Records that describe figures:
--- BEGIN ---
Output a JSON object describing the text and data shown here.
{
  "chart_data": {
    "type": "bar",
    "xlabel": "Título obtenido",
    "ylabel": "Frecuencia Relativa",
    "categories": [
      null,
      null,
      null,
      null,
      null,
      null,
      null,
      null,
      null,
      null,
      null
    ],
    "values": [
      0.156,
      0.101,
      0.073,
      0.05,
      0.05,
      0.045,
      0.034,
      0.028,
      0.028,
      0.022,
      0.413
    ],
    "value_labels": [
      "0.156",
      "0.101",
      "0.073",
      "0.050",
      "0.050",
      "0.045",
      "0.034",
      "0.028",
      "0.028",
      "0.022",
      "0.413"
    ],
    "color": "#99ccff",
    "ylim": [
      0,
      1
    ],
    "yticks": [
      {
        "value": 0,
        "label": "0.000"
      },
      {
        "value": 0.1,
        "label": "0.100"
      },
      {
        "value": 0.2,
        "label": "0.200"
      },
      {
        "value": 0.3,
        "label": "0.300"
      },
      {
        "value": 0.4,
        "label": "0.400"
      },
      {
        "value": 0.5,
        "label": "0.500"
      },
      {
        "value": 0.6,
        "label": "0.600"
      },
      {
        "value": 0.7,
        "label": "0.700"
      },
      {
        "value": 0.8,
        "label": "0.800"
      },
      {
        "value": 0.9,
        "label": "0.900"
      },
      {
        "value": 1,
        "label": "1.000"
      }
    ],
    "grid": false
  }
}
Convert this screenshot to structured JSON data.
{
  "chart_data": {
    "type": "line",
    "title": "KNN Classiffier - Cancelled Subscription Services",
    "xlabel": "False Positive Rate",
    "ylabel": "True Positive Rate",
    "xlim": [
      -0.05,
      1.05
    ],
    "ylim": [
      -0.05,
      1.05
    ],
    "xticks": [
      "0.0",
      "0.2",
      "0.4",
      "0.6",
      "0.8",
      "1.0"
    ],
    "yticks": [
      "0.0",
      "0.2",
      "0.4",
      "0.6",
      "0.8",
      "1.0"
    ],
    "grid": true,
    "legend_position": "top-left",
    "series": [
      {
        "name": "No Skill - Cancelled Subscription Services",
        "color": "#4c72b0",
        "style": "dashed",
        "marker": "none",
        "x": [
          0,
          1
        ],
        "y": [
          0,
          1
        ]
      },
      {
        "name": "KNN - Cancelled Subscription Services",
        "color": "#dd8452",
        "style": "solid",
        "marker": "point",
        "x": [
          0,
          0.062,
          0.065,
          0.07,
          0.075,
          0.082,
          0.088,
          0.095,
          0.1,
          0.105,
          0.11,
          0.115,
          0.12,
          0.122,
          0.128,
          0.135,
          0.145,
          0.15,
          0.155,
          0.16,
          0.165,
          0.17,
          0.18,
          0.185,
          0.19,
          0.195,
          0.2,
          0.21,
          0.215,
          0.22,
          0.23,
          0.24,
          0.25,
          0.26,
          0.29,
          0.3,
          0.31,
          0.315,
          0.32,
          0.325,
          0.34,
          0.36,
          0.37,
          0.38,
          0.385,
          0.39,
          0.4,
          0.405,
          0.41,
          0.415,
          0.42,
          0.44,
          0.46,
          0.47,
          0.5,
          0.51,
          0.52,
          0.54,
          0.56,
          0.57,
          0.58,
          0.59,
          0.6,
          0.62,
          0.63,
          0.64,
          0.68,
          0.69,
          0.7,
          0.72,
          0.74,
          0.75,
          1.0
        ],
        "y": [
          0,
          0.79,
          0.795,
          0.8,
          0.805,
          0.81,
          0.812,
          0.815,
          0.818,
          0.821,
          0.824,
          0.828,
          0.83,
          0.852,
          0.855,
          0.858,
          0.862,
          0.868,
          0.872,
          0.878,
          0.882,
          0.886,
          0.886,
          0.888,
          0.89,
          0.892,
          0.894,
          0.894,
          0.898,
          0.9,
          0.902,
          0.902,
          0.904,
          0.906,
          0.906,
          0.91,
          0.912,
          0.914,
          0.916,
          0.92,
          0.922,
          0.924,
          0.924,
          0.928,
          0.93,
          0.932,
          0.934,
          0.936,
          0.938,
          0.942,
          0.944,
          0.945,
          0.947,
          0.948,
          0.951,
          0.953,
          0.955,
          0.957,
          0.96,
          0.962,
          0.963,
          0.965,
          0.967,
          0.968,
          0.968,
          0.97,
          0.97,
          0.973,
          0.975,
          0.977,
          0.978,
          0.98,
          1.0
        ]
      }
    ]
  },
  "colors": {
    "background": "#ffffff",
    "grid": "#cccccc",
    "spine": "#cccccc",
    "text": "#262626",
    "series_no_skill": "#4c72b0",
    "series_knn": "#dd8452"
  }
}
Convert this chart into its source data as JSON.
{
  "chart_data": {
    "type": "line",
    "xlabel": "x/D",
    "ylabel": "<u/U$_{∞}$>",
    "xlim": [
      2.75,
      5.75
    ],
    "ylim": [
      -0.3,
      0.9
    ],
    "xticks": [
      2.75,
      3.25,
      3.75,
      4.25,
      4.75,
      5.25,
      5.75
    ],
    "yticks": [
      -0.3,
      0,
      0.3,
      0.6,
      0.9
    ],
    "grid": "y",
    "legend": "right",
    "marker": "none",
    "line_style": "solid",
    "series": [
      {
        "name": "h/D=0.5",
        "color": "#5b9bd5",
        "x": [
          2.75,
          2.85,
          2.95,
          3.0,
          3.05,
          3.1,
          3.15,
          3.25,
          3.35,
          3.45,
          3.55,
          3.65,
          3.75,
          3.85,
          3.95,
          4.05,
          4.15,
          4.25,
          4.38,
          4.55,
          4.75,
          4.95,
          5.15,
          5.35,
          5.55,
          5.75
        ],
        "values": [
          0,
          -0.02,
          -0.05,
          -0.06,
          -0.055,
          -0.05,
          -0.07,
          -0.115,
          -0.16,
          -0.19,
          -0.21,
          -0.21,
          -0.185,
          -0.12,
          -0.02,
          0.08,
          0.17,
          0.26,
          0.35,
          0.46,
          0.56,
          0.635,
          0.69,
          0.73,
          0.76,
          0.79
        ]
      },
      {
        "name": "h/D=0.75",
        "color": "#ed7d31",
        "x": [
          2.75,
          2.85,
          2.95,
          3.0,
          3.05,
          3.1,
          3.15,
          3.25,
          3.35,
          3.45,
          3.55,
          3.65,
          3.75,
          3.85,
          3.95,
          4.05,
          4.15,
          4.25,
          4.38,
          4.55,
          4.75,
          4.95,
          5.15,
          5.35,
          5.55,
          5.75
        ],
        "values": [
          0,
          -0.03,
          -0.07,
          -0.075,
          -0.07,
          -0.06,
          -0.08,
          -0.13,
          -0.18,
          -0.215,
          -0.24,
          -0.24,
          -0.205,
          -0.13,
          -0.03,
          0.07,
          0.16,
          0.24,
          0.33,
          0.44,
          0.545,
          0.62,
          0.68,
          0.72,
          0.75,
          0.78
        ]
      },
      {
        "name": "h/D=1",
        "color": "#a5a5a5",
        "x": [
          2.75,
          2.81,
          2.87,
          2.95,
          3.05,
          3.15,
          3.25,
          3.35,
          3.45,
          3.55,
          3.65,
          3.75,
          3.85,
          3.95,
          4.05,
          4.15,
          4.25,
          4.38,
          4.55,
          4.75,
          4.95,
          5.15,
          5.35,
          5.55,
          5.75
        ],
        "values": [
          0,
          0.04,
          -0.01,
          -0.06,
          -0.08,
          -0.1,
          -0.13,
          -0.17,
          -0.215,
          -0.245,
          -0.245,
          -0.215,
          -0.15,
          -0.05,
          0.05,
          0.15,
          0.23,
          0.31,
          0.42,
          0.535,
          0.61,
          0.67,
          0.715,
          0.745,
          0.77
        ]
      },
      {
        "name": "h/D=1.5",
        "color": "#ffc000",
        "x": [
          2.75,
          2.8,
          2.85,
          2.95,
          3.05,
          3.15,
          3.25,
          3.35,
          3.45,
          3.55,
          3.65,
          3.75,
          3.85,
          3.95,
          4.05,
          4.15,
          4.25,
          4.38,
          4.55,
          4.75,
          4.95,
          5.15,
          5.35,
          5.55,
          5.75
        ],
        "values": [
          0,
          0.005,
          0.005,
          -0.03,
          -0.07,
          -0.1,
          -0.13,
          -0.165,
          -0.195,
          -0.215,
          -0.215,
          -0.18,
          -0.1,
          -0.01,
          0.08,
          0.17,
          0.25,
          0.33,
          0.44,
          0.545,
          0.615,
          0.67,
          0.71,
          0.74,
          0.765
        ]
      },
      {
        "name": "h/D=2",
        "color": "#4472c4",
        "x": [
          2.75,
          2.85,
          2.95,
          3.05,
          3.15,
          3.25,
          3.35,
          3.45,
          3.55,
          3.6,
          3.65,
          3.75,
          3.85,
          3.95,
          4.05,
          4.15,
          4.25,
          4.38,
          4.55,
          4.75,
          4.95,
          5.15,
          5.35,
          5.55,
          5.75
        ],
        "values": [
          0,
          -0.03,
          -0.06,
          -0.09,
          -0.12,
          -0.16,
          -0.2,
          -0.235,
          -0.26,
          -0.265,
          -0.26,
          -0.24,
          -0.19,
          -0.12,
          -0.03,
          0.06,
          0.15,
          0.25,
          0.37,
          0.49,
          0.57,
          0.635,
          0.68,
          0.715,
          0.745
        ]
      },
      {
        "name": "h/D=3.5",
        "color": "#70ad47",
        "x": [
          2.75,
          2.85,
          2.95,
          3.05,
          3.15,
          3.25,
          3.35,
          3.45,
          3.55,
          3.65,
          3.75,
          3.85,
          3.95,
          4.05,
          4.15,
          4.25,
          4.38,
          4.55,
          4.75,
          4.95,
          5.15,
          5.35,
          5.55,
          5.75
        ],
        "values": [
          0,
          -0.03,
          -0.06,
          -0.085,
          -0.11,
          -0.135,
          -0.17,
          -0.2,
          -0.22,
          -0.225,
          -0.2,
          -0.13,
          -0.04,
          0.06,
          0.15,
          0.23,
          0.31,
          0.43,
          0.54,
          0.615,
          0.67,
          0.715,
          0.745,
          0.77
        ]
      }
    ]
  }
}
--- END ---
REQUIREMENTS: Select all lines with the word "grid" from the entries above.

REPLY:
    "grid": false
    "grid": true,
    "grid": "#cccccc",
    "grid": "y",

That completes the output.